■ PROBLEM STATEMENT ■
Extract all lines containing "Philadelphia".

-- Start SUPPLIED INFORMATION --

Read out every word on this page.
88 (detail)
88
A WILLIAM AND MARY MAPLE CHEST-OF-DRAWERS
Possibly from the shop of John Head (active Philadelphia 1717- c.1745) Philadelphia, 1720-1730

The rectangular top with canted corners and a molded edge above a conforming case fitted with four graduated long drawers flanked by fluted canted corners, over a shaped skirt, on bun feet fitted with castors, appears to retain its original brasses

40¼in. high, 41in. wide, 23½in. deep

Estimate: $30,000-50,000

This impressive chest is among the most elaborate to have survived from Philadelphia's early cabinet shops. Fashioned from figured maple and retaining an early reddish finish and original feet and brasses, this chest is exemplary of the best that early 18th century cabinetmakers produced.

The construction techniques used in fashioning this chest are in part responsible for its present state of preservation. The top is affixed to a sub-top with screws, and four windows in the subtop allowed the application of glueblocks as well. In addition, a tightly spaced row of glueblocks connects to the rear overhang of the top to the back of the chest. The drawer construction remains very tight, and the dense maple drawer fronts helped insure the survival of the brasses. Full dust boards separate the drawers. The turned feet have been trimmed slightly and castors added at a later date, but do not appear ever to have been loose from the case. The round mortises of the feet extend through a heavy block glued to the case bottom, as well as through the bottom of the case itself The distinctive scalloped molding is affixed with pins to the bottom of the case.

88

-- End SUPPLIED INFORMATION --

■ RESULT FOR THIS TASK ■
Possibly from the shop of John Head (active Philadelphia 1717- c.1745) Philadelphia, 1720-1730
This impressive chest is among the most elaborate to have survived from Philadelphia's early cabinet shops. Fashioned from figured maple and retaining an early reddish finish and original feet and brasses, this chest is exemplary of the best that early 18th century cabinetmakers produced.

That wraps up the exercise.